● **Given task**:
Retype each entry below, keeping every character the same.

[Extracted data entries]
▬▬▬▬▬▬
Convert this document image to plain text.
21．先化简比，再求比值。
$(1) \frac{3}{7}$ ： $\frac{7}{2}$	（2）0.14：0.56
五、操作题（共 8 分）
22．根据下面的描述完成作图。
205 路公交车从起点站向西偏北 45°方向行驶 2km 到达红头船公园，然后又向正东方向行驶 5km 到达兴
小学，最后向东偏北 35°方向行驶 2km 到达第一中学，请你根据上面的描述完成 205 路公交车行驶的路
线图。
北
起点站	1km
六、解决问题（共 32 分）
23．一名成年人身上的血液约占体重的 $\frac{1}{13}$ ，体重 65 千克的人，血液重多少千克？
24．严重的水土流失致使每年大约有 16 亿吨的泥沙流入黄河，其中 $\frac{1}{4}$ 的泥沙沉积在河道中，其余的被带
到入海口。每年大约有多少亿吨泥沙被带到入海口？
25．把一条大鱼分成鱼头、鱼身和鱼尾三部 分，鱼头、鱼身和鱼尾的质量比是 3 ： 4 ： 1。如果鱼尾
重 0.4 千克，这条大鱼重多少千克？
▬▬▬▬▬▬
● **Exercise solution**:
Convert this document image to plain text.
21．先化简比，再求比值。
$(1) \frac{3}{7}$ ： $\frac{7}{2}$	（2）0.14：0.56
五、操作题（共 8 分）
22．根据下面的描述完成作图。
205 路公交车从起点站向西偏北 45°方向行驶 2km 到达红头船公园，然后又向正东方向行驶 5km 到达兴
小学，最后向东偏北 35°方向行驶 2km 到达第一中学，请你根据上面的描述完成 205 路公交车行驶的路
线图。
北
起点站	1km
六、解决问题（共 32 分）
23．一名成年人身上的血液约占体重的 $\frac{1}{13}$ ，体重 65 千克的人，血液重多少千克？
24．严重的水土流失致使每年大约有 16 亿吨的泥沙流入黄河，其中 $\frac{1}{4}$ 的泥沙沉积在河道中，其余的被带
到入海口。每年大约有多少亿吨泥沙被带到入海口？
25．把一条大鱼分成鱼头、鱼身和鱼尾三部 分，鱼头、鱼身和鱼尾的质量比是 3 ： 4 ： 1。如果鱼尾
重 0.4 千克，这条大鱼重多少千克？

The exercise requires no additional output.